Your objective —
Pick out every line holding the string "계약보증금" and copy it.

Records for the exercise —
_ _ _ _ _ _ _

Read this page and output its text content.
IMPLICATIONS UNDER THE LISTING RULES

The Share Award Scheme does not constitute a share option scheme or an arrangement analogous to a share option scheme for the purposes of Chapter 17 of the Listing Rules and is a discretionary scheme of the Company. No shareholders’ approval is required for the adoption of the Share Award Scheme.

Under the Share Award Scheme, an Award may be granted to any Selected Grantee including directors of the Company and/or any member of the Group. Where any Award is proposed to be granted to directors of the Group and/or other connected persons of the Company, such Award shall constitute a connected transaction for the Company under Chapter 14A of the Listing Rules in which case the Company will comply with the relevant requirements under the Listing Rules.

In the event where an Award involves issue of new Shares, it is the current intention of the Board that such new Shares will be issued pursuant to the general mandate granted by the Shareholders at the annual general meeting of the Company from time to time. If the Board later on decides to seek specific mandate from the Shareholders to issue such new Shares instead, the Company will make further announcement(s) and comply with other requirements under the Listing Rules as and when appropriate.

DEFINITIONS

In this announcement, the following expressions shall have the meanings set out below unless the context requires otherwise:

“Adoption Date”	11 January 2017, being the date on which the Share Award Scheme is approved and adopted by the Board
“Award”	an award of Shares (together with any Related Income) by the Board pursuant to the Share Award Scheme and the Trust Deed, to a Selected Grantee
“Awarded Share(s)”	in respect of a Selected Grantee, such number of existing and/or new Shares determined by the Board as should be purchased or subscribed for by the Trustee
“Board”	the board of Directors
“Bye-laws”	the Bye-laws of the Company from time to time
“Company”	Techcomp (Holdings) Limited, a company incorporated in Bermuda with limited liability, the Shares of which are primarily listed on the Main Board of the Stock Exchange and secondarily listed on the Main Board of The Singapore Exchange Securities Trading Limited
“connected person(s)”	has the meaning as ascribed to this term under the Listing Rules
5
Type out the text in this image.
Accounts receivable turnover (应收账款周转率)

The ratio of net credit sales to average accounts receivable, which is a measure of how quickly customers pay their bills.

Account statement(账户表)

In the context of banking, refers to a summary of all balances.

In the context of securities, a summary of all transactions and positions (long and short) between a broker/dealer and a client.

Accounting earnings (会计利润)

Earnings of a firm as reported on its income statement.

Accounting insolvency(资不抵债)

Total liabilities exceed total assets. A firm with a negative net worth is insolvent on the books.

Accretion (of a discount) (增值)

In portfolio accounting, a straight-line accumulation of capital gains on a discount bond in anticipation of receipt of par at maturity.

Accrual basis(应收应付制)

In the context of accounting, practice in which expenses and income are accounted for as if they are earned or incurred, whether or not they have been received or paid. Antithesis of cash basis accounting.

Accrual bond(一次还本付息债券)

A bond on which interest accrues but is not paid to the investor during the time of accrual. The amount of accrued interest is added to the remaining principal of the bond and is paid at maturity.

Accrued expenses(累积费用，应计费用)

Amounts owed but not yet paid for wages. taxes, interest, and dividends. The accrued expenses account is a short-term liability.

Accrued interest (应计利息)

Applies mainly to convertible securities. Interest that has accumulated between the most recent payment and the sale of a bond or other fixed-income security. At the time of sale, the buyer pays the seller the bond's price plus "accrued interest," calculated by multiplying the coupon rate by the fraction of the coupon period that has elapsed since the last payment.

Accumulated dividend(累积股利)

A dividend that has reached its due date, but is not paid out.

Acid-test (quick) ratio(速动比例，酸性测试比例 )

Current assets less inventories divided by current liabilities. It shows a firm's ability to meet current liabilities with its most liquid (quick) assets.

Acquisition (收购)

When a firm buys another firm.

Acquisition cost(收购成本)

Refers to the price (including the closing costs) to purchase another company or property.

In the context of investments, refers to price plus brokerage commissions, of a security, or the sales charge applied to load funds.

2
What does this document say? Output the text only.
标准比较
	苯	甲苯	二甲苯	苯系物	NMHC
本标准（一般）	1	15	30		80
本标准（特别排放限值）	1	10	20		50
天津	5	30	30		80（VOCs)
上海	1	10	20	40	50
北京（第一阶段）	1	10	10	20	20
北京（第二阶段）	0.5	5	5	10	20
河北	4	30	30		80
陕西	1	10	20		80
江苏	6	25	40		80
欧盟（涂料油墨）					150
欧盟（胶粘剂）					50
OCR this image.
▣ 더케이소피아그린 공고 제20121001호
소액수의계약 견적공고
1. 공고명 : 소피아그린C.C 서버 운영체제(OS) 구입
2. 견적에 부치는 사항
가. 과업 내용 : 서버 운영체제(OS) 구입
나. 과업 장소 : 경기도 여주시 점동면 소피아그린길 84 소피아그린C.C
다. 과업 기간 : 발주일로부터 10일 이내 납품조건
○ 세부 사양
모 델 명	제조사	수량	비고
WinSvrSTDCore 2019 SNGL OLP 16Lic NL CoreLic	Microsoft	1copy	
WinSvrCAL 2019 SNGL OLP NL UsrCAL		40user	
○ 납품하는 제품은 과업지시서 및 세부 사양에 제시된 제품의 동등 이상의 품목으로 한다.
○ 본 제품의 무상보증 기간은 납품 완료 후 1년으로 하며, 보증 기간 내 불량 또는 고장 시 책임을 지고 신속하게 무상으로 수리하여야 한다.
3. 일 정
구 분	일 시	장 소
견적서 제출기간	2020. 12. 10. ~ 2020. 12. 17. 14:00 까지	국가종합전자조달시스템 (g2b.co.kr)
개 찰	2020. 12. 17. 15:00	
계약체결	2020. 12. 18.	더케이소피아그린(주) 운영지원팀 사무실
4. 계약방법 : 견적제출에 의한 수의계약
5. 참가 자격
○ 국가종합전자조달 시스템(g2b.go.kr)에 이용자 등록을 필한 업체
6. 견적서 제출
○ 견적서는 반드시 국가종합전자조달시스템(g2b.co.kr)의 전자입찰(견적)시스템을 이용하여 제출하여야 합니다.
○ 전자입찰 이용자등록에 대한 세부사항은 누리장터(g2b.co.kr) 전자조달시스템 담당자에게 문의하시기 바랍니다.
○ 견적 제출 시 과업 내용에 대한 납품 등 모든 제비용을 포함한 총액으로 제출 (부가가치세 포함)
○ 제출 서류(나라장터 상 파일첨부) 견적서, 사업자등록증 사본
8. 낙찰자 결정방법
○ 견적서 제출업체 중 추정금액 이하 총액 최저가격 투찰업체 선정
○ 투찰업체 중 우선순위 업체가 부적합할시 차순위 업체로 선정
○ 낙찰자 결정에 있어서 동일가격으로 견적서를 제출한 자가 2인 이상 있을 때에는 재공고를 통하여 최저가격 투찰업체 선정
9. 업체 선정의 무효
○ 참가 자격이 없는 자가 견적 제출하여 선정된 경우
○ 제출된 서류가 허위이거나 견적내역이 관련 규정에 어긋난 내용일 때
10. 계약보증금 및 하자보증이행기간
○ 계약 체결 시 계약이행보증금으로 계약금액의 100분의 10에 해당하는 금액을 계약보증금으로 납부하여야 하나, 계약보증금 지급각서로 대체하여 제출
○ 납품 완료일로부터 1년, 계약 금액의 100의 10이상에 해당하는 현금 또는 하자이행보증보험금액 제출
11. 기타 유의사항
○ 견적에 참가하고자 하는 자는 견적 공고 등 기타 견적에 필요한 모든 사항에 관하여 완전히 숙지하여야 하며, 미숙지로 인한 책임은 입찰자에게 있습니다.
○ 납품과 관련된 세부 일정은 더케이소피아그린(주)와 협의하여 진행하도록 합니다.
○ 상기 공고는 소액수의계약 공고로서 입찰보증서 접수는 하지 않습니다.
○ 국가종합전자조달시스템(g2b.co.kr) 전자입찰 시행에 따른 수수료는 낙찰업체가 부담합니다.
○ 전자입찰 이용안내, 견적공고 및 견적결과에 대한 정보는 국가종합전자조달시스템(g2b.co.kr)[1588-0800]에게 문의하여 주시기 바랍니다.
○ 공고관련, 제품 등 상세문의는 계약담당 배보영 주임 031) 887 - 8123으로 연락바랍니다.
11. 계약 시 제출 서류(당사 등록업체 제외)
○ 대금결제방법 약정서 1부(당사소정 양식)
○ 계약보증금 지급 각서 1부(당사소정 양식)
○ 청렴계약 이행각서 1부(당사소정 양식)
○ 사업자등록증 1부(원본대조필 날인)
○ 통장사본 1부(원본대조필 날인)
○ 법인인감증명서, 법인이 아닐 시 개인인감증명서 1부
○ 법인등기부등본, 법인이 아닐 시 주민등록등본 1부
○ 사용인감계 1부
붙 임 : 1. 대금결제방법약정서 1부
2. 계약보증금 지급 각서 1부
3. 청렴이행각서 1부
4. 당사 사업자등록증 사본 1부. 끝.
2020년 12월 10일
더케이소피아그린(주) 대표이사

_ _ _ _ _ _ _

Written answer —
10. 계약보증금 및 하자보증이행기간
○ 계약 체결 시 계약이행보증금으로 계약금액의 100분의 10에 해당하는 금액을 계약보증금으로 납부하여야 하나, 계약보증금 지급각서로 대체하여 제출
○ 계약보증금 지급 각서 1부(당사소정 양식)
2. 계약보증금 지급 각서 1부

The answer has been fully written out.